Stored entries
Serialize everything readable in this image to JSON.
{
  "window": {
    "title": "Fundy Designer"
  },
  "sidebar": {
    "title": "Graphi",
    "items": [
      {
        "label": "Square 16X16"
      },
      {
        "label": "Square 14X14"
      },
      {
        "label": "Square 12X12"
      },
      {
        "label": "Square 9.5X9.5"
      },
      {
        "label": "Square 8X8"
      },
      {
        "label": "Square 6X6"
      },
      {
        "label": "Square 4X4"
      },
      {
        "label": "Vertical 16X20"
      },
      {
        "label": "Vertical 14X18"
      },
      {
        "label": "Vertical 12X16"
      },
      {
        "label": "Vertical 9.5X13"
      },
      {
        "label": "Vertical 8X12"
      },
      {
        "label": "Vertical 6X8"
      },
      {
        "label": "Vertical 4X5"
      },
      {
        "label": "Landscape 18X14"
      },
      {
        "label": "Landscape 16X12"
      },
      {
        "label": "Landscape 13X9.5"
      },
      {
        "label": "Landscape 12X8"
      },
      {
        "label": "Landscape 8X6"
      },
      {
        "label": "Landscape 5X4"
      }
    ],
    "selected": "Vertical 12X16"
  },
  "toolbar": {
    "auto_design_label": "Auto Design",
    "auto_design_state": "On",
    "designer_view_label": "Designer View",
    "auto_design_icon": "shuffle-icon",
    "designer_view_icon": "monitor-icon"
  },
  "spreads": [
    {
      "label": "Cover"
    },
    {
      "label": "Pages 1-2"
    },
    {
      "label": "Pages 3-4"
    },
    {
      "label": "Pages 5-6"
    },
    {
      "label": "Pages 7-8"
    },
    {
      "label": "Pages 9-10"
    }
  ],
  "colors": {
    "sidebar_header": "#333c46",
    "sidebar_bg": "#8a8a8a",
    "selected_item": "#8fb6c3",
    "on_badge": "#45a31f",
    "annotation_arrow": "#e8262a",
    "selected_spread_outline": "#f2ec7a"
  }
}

* * *

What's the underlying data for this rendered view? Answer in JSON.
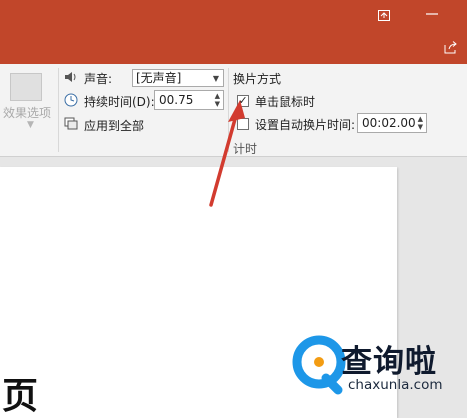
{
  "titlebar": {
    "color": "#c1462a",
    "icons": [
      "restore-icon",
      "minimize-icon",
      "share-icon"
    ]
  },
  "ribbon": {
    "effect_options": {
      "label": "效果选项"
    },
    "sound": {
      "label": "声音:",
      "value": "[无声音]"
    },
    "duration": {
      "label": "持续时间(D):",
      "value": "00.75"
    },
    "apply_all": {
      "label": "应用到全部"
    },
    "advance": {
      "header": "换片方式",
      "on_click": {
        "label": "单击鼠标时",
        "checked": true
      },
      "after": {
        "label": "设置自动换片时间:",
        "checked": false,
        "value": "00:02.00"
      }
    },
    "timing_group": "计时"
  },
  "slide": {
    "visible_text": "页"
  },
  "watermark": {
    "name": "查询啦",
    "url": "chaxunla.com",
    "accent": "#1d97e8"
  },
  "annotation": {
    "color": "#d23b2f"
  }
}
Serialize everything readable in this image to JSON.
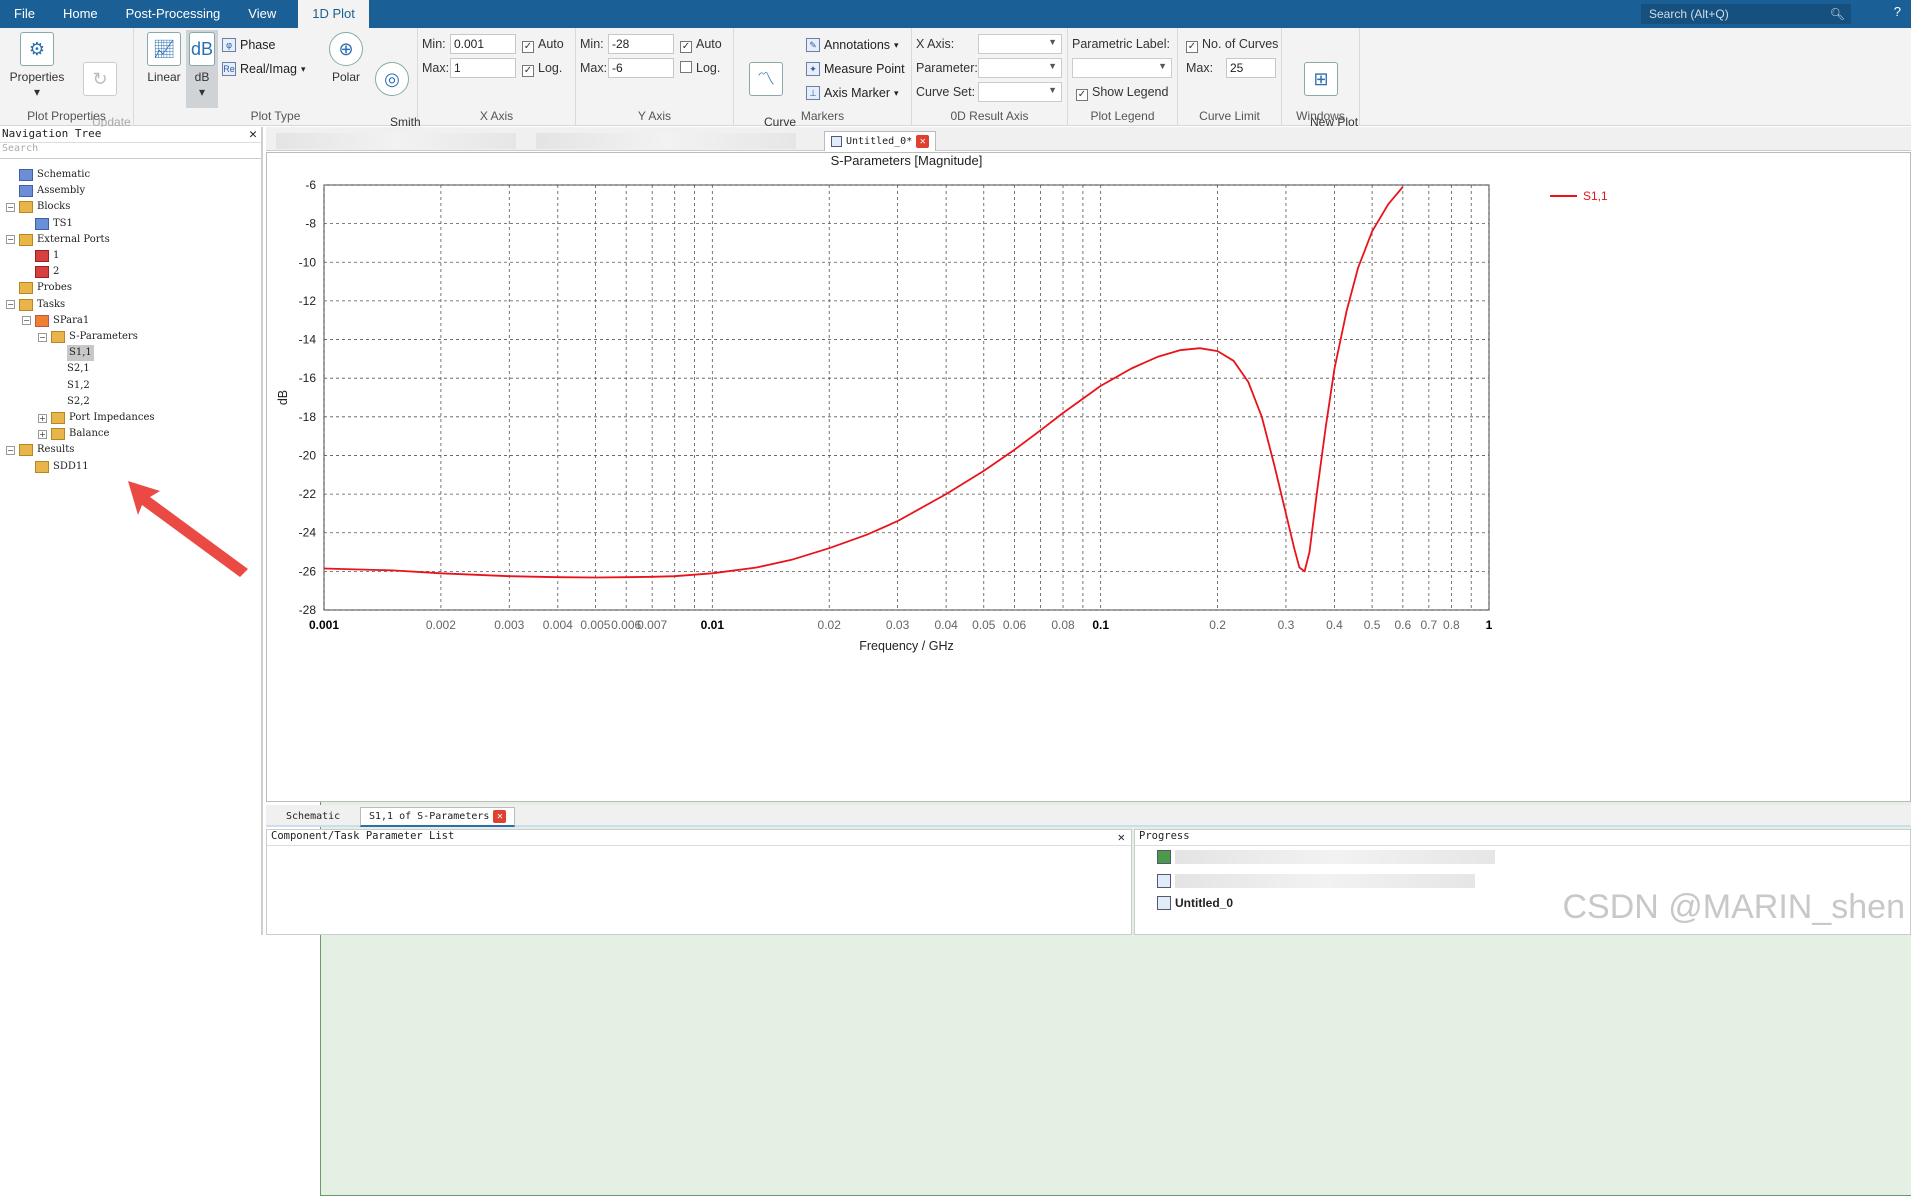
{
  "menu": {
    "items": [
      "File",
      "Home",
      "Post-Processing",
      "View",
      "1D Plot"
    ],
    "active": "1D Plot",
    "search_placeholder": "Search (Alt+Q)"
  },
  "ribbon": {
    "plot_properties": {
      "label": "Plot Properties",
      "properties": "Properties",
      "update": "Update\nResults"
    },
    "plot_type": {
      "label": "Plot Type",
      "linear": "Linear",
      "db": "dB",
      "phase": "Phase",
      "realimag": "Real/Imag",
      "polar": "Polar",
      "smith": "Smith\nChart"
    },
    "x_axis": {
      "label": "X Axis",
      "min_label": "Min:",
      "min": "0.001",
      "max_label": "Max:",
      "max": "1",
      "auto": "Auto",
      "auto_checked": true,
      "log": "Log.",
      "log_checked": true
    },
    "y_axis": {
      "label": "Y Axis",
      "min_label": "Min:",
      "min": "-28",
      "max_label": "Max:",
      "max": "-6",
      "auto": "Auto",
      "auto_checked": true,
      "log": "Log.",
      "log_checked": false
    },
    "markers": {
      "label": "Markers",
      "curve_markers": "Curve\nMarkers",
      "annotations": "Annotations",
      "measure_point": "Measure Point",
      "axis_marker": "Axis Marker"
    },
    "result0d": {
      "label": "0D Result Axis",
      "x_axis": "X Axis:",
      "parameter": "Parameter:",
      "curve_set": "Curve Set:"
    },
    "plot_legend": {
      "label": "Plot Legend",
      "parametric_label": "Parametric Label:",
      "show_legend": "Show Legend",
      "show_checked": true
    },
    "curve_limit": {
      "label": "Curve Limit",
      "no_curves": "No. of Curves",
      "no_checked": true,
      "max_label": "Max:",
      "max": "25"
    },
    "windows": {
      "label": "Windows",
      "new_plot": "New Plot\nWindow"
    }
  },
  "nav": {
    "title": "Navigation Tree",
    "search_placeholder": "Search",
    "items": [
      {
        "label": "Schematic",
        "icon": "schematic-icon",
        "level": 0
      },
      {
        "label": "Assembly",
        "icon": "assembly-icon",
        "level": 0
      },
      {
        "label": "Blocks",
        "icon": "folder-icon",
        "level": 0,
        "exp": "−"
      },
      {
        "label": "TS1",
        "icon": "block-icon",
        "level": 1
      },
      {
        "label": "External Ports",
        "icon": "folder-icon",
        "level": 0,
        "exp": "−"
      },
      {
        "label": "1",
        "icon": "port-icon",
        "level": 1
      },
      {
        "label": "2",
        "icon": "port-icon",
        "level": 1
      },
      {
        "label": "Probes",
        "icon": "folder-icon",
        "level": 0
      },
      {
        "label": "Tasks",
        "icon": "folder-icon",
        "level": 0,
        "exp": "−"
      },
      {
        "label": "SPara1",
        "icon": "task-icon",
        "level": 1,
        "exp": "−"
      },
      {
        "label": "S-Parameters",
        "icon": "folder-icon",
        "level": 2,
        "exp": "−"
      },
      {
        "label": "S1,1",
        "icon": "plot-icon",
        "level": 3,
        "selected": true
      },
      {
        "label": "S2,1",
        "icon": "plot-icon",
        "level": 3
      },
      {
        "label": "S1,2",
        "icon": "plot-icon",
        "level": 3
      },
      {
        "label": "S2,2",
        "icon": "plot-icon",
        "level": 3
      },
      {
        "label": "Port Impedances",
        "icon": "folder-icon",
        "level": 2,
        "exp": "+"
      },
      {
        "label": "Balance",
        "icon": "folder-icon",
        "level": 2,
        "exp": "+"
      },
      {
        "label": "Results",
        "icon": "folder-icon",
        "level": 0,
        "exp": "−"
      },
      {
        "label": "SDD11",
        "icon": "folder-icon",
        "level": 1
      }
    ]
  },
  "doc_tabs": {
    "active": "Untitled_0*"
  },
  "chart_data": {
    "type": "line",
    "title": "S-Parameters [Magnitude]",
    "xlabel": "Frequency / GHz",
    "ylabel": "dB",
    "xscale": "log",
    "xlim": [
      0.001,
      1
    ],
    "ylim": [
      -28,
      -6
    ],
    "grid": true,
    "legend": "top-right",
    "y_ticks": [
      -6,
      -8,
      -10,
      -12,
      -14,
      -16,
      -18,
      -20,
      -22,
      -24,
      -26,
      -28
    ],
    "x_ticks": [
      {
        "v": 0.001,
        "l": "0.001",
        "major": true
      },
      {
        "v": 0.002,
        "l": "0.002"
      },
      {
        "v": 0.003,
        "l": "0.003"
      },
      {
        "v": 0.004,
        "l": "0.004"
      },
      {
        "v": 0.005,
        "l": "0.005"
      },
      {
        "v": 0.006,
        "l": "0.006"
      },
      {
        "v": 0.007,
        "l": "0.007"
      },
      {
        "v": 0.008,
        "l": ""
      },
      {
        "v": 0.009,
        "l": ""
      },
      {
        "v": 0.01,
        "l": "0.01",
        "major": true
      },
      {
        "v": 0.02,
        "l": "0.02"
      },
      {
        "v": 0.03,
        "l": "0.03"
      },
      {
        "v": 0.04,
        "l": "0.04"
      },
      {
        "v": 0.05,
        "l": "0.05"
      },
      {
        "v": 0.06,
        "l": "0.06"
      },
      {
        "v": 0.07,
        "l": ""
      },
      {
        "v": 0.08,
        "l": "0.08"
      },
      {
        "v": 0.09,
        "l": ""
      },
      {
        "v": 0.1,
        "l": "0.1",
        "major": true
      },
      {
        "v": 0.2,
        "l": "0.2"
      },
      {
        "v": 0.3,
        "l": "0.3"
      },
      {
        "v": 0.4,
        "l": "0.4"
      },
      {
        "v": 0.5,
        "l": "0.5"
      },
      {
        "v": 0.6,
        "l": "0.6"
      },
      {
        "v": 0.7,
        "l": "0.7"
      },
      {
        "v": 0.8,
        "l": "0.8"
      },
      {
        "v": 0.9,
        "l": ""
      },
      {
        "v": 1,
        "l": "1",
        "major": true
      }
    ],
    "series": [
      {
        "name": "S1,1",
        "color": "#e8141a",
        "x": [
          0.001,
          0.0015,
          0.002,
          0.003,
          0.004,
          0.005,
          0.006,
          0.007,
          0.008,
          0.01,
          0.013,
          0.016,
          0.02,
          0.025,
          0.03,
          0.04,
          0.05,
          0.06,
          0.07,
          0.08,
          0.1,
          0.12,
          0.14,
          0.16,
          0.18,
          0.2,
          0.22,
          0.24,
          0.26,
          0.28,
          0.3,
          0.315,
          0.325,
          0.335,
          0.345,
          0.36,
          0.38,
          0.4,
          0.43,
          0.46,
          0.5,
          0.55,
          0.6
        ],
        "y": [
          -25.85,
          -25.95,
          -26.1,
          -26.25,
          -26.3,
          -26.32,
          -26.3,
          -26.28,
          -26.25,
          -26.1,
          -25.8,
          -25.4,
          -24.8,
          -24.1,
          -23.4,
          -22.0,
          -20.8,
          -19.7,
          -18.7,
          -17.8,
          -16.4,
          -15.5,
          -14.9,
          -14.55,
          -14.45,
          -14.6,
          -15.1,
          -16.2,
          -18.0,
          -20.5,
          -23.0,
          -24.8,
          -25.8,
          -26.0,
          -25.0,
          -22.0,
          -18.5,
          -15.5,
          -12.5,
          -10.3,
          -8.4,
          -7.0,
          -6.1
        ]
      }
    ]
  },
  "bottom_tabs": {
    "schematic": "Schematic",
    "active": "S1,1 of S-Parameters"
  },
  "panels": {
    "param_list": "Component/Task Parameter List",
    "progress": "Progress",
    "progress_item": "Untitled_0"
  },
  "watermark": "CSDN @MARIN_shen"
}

Written task - From the entries above, copy every line containing the word "Vertical".

Exercise solution -
        "label": "Vertical 16X20"
        "label": "Vertical 14X18"
        "label": "Vertical 12X16"
        "label": "Vertical 9.5X13"
        "label": "Vertical 8X12"
        "label": "Vertical 6X8"
        "label": "Vertical 4X5"
    "selected": "Vertical 12X16"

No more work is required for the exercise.